# WHAT IS ASKED
Reproduce every line of the material below exactly, omitting the pictures from your answer.

# DATASET
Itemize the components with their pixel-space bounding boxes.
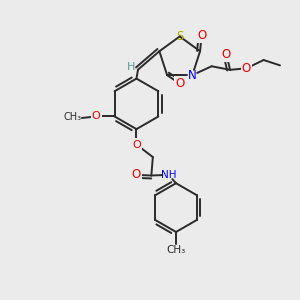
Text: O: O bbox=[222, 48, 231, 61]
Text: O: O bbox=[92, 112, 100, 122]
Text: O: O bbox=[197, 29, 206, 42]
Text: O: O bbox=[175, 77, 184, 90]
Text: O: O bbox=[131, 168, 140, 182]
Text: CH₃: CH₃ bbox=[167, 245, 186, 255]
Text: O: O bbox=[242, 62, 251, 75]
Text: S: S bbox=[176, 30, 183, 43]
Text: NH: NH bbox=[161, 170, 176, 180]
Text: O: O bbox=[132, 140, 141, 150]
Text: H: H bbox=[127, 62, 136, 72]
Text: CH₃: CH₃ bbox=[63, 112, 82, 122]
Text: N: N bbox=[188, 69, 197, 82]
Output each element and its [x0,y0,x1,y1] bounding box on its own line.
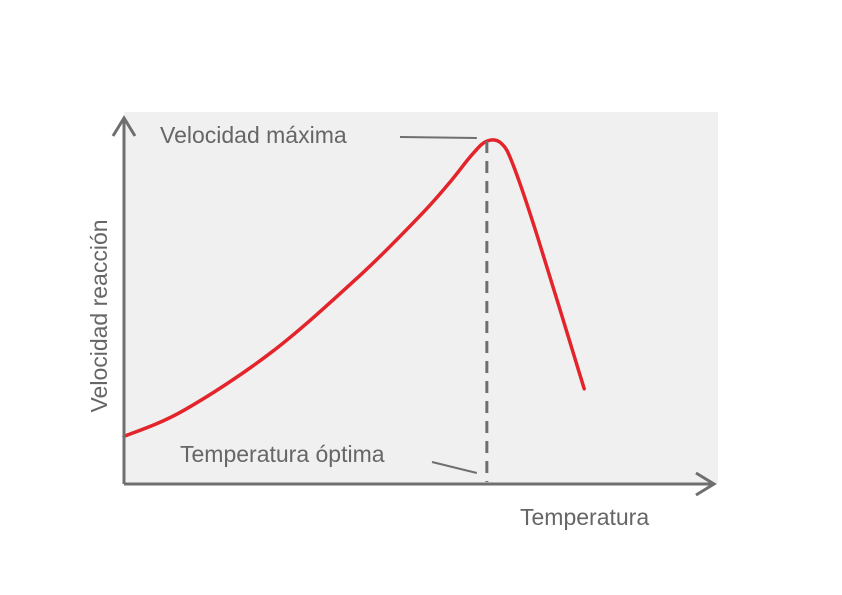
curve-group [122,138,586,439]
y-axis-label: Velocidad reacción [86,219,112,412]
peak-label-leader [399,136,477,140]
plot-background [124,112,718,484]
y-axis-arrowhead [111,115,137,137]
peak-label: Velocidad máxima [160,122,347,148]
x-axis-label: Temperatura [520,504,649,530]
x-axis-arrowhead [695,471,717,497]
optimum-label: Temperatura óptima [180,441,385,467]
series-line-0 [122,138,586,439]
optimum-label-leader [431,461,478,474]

# RIGHT ANSWER
Itemize the components with their pixel-space bounding boxes.
Text: O: O bbox=[222, 48, 231, 61]
Text: O: O bbox=[92, 112, 100, 122]
Text: O: O bbox=[197, 29, 206, 42]
Text: O: O bbox=[175, 77, 184, 90]
Text: O: O bbox=[131, 168, 140, 182]
Text: CH₃: CH₃ bbox=[167, 245, 186, 255]
Text: O: O bbox=[242, 62, 251, 75]
Text: S: S bbox=[176, 30, 183, 43]
Text: NH: NH bbox=[161, 170, 176, 180]
Text: O: O bbox=[132, 140, 141, 150]
Text: H: H bbox=[127, 62, 136, 72]
Text: CH₃: CH₃ bbox=[63, 112, 82, 122]
Text: N: N bbox=[188, 69, 197, 82]
Output each element and its [x0,y0,x1,y1] bounding box on its own line.
curve-group [122,138,586,439]
y-axis-label: Velocidad reacción [86,219,112,412]
peak-label-leader [399,136,477,140]
plot-background [124,112,718,484]
y-axis-arrowhead [111,115,137,137]
peak-label: Velocidad máxima [160,122,347,148]
x-axis-label: Temperatura [520,504,649,530]
x-axis-arrowhead [695,471,717,497]
optimum-label: Temperatura óptima [180,441,385,467]
series-line-0 [122,138,586,439]
optimum-label-leader [431,461,478,474]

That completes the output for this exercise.